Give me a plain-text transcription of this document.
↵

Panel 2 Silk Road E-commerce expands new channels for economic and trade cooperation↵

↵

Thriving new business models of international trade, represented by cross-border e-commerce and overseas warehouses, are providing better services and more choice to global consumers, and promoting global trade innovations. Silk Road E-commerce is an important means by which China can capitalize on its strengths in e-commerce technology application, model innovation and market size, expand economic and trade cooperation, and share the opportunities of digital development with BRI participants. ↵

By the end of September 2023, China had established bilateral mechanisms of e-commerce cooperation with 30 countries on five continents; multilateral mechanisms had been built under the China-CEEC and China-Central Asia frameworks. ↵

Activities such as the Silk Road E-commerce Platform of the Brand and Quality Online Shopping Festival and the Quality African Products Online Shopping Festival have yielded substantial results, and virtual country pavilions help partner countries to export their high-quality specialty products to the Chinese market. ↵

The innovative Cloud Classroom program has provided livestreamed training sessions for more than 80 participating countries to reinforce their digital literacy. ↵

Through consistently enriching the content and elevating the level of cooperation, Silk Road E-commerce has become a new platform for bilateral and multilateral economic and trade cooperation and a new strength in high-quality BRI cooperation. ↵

= = =

■ **Your objective**
Your task is to print the whole listing again exactly.

■ **The completed task**
Give me a plain-text transcription of this document.
↵

Panel 2 Silk Road E-commerce expands new channels for economic and trade cooperation↵

↵

Thriving new business models of international trade, represented by cross-border e-commerce and overseas warehouses, are providing better services and more choice to global consumers, and promoting global trade innovations. Silk Road E-commerce is an important means by which China can capitalize on its strengths in e-commerce technology application, model innovation and market size, expand economic and trade cooperation, and share the opportunities of digital development with BRI participants. ↵

By the end of September 2023, China had established bilateral mechanisms of e-commerce cooperation with 30 countries on five continents; multilateral mechanisms had been built under the China-CEEC and China-Central Asia frameworks. ↵

Activities such as the Silk Road E-commerce Platform of the Brand and Quality Online Shopping Festival and the Quality African Products Online Shopping Festival have yielded substantial results, and virtual country pavilions help partner countries to export their high-quality specialty products to the Chinese market. ↵

The innovative Cloud Classroom program has provided livestreamed training sessions for more than 80 participating countries to reinforce their digital literacy. ↵

Through consistently enriching the content and elevating the level of cooperation, Silk Road E-commerce has become a new platform for bilateral and multilateral economic and trade cooperation and a new strength in high-quality BRI cooperation. ↵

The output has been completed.